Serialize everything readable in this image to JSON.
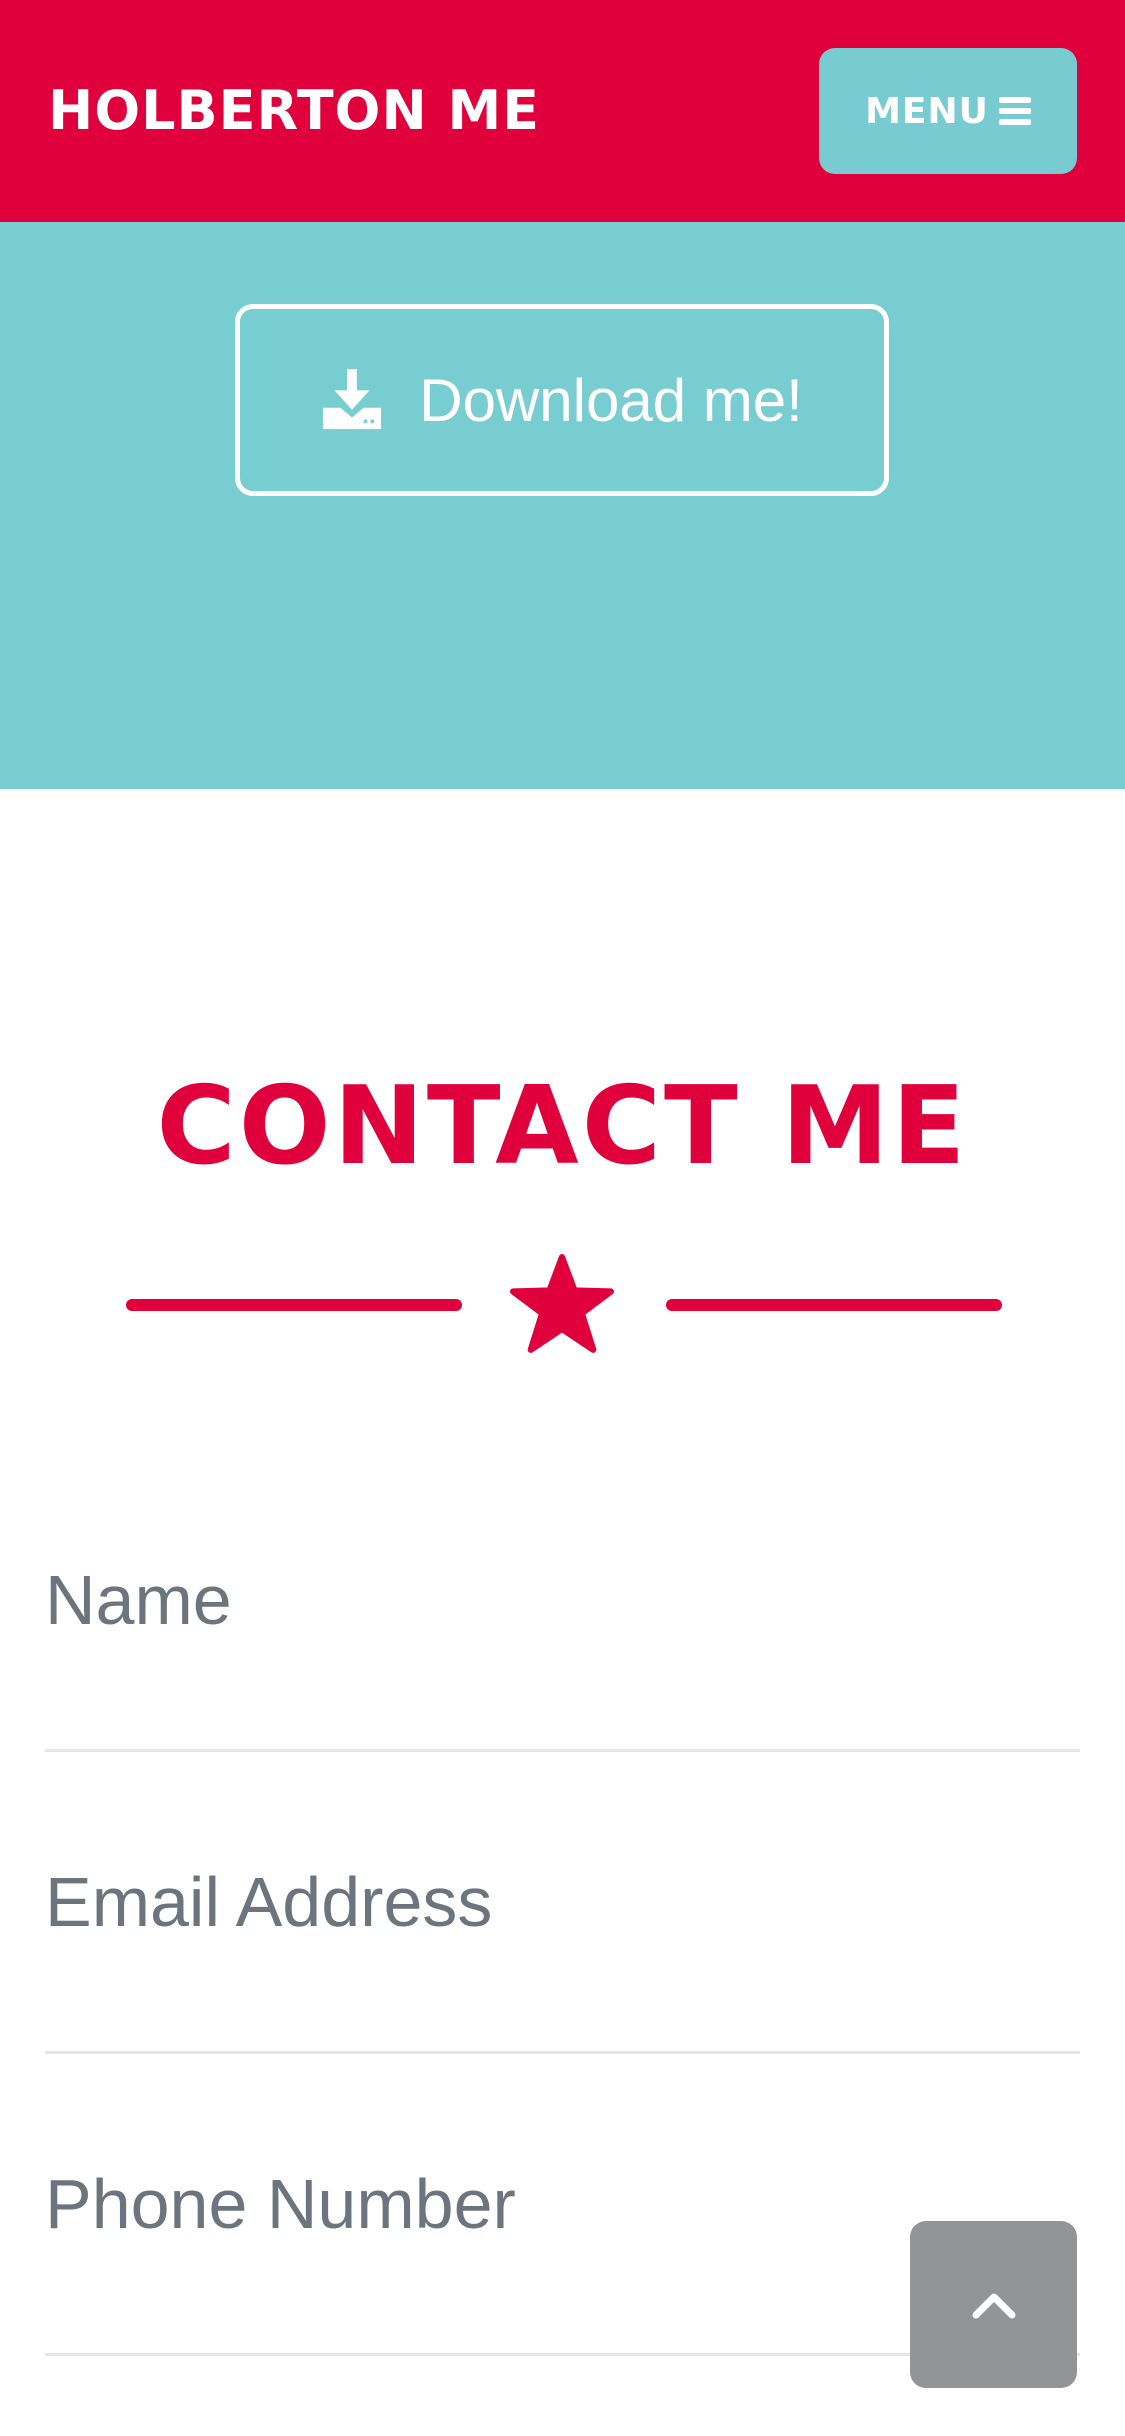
{
  "navbar": {
    "brand": "HOLBERTON ME",
    "menu_label": "MENU",
    "menu_icon": "bars-icon",
    "background": "#e0003b",
    "button_color": "#78cbd0"
  },
  "hero": {
    "background": "#78cdd1",
    "download_label": "Download me!",
    "download_icon": "download-icon"
  },
  "contact": {
    "title": "CONTACT ME",
    "divider_icon": "star-icon",
    "accent": "#e0003b",
    "fields": [
      {
        "placeholder": "Name"
      },
      {
        "placeholder": "Email Address"
      },
      {
        "placeholder": "Phone Number"
      }
    ]
  },
  "scroll_top": {
    "icon": "chevron-up-icon",
    "background": "#929496"
  }
}
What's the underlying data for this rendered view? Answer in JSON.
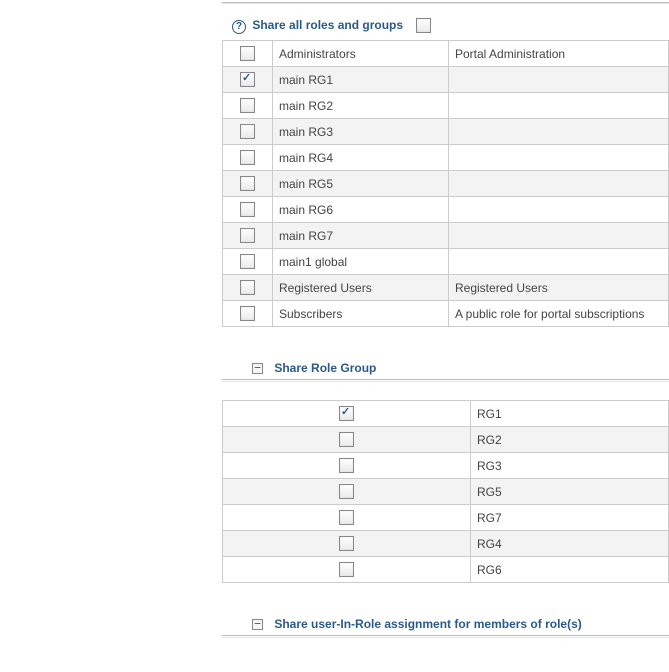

**EXERCISE OBJECTIVE**. Using the material above, retype each entry exactly and omit the pictures.

**ANSWER TO THIS TASK**.
Serialize everything readable in this image to JSON.
{
  "navbar": {
    "brand": "HOLBERTON ME",
    "menu_label": "MENU",
    "menu_icon": "bars-icon",
    "background": "#e0003b",
    "button_color": "#78cbd0"
  },
  "hero": {
    "background": "#78cdd1",
    "download_label": "Download me!",
    "download_icon": "download-icon"
  },
  "contact": {
    "title": "CONTACT ME",
    "divider_icon": "star-icon",
    "accent": "#e0003b",
    "fields": [
      {
        "placeholder": "Name"
      },
      {
        "placeholder": "Email Address"
      },
      {
        "placeholder": "Phone Number"
      }
    ]
  },
  "scroll_top": {
    "icon": "chevron-up-icon",
    "background": "#929496"
  }
}
What's the underlying data for this rendered view? Answer in JSON.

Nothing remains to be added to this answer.